- WRITTEN TASK: Identify all lines in the data containing the string "smoothed". Copy them out.

- GIVEN RECORDS:
▼▼▼

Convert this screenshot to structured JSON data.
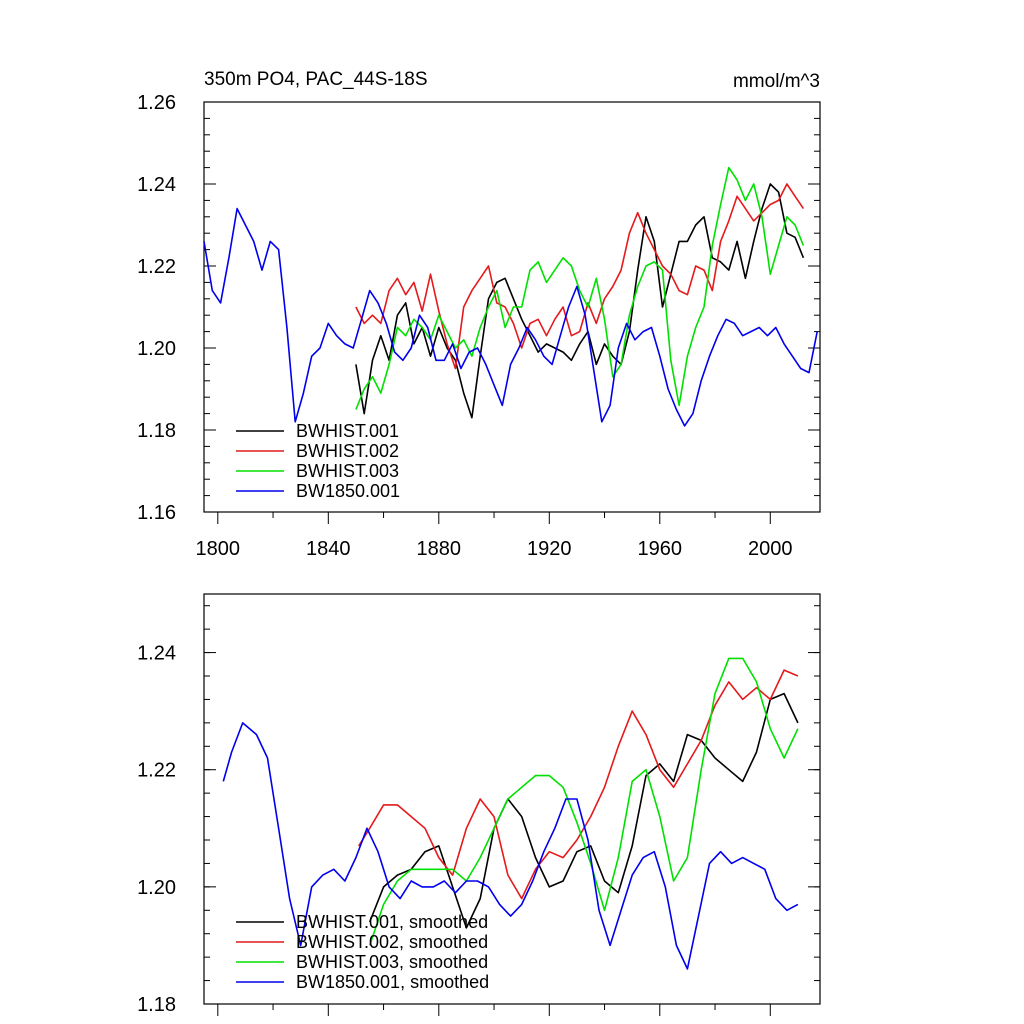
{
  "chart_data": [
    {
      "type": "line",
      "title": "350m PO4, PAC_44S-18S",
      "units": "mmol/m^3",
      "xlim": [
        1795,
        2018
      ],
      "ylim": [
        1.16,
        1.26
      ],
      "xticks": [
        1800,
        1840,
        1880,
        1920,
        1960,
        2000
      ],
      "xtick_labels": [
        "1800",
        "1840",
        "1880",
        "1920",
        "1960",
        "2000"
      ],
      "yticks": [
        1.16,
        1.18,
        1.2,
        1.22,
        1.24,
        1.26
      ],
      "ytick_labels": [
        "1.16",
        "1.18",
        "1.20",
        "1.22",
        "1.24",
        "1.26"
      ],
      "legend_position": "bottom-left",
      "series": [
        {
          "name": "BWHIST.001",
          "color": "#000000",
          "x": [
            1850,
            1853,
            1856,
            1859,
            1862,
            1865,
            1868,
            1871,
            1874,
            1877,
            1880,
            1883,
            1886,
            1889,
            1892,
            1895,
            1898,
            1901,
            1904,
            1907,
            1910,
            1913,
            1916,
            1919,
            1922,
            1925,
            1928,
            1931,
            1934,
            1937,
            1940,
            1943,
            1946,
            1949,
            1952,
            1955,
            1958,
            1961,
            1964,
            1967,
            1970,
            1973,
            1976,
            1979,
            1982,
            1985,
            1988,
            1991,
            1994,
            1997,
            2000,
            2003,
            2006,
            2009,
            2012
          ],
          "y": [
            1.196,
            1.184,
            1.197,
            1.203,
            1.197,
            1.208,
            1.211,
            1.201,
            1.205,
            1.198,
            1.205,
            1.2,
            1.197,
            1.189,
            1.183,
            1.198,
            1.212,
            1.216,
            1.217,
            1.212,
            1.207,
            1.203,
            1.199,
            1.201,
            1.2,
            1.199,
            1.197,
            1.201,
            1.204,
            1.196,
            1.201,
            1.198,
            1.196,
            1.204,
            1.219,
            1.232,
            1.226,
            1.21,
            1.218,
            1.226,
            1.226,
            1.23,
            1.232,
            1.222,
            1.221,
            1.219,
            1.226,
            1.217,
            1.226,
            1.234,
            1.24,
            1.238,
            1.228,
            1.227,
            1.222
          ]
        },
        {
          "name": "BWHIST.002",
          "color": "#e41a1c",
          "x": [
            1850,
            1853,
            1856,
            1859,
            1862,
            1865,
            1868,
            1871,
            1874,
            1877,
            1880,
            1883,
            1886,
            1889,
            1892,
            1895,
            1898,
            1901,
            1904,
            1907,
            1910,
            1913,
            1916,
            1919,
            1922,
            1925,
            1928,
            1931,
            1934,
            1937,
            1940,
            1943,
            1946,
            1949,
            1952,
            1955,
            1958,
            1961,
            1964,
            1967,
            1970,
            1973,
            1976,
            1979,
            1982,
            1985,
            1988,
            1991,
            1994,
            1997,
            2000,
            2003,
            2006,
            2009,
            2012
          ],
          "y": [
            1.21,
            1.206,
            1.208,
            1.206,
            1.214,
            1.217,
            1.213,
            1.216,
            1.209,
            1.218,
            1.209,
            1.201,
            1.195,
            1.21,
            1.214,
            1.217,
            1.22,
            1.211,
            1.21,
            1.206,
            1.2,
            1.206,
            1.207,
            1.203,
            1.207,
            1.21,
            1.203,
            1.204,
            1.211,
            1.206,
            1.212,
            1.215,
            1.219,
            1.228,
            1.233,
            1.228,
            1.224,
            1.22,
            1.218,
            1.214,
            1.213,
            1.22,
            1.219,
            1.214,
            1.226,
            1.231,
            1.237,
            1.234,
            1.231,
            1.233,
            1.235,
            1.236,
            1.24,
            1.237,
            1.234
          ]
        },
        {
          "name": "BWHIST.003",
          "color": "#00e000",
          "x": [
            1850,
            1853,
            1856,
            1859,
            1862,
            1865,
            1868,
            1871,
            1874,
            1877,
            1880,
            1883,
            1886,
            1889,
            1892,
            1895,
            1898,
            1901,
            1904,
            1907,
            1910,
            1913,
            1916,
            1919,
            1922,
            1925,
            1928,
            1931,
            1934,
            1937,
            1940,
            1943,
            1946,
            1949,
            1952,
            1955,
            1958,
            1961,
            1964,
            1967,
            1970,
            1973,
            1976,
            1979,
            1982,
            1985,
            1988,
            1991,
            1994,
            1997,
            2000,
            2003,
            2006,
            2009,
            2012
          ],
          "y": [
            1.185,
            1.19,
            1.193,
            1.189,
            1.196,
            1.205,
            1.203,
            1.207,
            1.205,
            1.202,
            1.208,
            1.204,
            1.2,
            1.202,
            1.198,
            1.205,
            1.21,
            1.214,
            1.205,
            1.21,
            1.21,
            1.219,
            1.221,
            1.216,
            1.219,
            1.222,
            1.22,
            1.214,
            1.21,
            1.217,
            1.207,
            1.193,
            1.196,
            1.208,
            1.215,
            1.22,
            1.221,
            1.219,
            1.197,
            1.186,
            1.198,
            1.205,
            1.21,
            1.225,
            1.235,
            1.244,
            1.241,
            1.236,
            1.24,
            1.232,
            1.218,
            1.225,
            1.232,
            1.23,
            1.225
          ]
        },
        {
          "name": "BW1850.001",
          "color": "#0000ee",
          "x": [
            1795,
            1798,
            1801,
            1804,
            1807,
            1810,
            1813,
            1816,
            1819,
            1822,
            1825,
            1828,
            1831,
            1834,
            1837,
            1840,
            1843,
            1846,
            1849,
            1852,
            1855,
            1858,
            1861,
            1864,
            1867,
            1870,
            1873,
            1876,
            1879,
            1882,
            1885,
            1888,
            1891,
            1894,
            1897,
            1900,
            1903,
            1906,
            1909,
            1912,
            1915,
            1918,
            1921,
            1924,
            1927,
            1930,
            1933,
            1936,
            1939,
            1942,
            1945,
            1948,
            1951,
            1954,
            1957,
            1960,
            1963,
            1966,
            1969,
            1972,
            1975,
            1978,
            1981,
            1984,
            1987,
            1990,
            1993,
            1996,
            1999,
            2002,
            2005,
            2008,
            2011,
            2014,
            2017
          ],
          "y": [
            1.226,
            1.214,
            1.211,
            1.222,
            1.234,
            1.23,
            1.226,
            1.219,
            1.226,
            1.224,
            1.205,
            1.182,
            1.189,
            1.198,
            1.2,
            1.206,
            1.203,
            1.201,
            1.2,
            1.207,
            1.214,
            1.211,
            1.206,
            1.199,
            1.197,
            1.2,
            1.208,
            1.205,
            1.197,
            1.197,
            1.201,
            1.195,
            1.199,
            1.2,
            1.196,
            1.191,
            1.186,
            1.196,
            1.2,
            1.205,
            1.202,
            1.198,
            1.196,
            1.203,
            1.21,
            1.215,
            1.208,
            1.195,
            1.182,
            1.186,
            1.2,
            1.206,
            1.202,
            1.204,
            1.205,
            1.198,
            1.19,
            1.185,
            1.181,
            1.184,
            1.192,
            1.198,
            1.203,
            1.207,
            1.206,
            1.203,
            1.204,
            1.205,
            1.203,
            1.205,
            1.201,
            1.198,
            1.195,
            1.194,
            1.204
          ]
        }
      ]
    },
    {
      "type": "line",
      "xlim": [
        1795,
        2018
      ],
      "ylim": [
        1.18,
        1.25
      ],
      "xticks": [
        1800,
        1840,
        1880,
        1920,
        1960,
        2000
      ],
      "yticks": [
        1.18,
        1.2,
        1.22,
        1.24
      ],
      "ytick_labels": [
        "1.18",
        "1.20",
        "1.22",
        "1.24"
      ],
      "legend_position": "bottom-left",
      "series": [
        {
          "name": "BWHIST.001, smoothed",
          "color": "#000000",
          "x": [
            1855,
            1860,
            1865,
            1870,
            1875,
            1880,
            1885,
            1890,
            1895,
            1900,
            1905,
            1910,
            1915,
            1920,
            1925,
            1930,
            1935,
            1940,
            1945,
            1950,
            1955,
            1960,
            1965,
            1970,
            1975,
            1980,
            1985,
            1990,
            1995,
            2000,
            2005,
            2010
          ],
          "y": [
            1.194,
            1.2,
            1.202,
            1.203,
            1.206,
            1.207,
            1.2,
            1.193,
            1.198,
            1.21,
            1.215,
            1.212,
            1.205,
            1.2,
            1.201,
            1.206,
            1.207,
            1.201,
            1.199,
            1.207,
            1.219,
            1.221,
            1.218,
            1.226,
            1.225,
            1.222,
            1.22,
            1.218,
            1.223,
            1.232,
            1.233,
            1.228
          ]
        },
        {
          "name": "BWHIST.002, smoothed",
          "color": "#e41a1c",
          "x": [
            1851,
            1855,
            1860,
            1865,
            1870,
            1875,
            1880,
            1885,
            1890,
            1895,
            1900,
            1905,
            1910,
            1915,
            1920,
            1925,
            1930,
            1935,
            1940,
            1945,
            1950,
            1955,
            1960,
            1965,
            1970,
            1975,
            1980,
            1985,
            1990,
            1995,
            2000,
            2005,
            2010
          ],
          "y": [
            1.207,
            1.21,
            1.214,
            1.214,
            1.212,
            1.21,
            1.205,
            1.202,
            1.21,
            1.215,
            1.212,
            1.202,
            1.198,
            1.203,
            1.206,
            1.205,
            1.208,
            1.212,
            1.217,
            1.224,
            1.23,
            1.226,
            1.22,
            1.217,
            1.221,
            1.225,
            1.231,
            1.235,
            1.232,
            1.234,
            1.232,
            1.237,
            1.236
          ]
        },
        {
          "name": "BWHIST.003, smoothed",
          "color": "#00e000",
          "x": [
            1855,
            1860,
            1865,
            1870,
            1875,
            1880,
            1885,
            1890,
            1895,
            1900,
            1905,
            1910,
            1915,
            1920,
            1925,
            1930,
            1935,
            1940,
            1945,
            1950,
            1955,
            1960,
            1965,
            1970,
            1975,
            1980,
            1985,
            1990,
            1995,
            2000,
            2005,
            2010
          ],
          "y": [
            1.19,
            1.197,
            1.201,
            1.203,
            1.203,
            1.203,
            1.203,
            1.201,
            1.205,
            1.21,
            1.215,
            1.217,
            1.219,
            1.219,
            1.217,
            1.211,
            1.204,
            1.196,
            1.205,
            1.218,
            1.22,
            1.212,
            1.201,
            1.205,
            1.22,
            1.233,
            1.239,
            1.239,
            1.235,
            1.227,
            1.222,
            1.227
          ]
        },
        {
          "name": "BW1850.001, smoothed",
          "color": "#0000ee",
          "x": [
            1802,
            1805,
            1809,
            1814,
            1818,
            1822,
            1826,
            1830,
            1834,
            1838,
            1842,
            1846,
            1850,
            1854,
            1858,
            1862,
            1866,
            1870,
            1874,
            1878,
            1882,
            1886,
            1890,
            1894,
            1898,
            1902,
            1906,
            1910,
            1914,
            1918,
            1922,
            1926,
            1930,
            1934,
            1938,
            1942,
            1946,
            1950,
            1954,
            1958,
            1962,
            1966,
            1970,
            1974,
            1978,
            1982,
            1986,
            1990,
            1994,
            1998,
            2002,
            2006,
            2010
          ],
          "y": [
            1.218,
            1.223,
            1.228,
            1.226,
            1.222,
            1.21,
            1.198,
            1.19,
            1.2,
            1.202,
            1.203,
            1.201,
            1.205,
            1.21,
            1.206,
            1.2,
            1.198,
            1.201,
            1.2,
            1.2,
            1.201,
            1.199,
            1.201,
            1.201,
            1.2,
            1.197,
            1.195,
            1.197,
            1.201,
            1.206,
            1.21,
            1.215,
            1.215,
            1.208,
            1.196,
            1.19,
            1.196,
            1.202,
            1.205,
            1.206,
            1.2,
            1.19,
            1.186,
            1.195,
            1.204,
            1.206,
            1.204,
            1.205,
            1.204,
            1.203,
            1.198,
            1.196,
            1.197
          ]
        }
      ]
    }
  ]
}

▲▲▲
▼▼▼

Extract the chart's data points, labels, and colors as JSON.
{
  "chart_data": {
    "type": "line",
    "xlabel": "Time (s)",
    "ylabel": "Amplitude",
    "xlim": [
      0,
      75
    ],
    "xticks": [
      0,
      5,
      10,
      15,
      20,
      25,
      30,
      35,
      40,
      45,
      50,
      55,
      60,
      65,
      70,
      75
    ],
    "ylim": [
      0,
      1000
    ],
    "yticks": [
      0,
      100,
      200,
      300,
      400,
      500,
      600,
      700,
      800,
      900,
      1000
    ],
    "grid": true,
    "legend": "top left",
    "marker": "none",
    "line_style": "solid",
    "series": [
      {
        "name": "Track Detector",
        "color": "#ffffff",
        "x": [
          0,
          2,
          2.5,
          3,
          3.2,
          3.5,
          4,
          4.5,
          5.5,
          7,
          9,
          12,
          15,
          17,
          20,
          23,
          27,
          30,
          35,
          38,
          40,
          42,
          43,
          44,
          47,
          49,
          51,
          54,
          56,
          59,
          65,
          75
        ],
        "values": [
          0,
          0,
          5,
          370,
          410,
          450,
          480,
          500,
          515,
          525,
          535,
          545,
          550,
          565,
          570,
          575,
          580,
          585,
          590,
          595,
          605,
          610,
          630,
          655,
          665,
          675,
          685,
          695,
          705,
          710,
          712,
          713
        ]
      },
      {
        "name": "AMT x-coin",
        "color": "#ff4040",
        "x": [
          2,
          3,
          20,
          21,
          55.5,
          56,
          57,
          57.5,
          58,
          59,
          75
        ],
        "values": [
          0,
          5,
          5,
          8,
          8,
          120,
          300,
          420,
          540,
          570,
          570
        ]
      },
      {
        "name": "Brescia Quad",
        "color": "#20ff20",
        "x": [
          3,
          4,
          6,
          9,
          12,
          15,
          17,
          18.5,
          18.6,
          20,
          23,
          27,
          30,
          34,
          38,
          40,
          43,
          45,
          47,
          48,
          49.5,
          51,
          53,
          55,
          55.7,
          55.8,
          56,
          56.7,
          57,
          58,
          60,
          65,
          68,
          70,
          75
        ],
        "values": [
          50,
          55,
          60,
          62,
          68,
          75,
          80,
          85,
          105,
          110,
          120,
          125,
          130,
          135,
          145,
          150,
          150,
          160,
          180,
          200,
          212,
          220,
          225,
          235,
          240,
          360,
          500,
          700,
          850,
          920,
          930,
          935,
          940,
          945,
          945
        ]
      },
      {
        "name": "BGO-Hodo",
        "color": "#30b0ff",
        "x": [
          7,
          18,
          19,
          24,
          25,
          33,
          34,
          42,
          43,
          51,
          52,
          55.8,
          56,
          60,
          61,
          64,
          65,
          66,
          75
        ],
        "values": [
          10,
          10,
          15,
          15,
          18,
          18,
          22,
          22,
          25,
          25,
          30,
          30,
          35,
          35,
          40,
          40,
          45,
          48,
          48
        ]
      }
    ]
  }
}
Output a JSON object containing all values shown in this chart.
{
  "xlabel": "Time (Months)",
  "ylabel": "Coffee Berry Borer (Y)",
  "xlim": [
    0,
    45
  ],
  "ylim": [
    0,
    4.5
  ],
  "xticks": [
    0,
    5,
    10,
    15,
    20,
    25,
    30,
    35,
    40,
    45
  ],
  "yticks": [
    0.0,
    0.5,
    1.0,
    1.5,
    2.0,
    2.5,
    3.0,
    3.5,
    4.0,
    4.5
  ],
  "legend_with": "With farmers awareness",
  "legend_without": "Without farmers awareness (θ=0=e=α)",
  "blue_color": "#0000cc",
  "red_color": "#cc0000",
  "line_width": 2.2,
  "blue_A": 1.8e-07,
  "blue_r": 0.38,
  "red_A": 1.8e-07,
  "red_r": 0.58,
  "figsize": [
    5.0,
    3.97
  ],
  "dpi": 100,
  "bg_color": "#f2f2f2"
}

▲▲▲

- THE RESPONSE:
          "name": "BWHIST.001, smoothed",
          "name": "BWHIST.002, smoothed",
          "name": "BWHIST.003, smoothed",
          "name": "BW1850.001, smoothed",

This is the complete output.